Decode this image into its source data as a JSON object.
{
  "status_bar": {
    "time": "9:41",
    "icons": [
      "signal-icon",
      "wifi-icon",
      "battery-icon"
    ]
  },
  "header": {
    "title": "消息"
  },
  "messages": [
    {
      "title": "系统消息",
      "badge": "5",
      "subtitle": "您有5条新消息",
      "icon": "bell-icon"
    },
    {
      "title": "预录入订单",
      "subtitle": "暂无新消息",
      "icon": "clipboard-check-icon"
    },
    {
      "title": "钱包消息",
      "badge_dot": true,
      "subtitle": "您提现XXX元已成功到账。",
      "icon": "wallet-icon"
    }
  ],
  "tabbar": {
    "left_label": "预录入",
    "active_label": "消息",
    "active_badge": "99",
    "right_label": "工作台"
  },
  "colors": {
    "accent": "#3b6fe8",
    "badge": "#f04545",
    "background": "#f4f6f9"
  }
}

□ □ □

What is being asked =
Write each line above out exactly.

Solution to the exercise =
Decode this image into its source data as a JSON object.
{
  "status_bar": {
    "time": "9:41",
    "icons": [
      "signal-icon",
      "wifi-icon",
      "battery-icon"
    ]
  },
  "header": {
    "title": "消息"
  },
  "messages": [
    {
      "title": "系统消息",
      "badge": "5",
      "subtitle": "您有5条新消息",
      "icon": "bell-icon"
    },
    {
      "title": "预录入订单",
      "subtitle": "暂无新消息",
      "icon": "clipboard-check-icon"
    },
    {
      "title": "钱包消息",
      "badge_dot": true,
      "subtitle": "您提现XXX元已成功到账。",
      "icon": "wallet-icon"
    }
  ],
  "tabbar": {
    "left_label": "预录入",
    "active_label": "消息",
    "active_badge": "99",
    "right_label": "工作台"
  },
  "colors": {
    "accent": "#3b6fe8",
    "badge": "#f04545",
    "background": "#f4f6f9"
  }
}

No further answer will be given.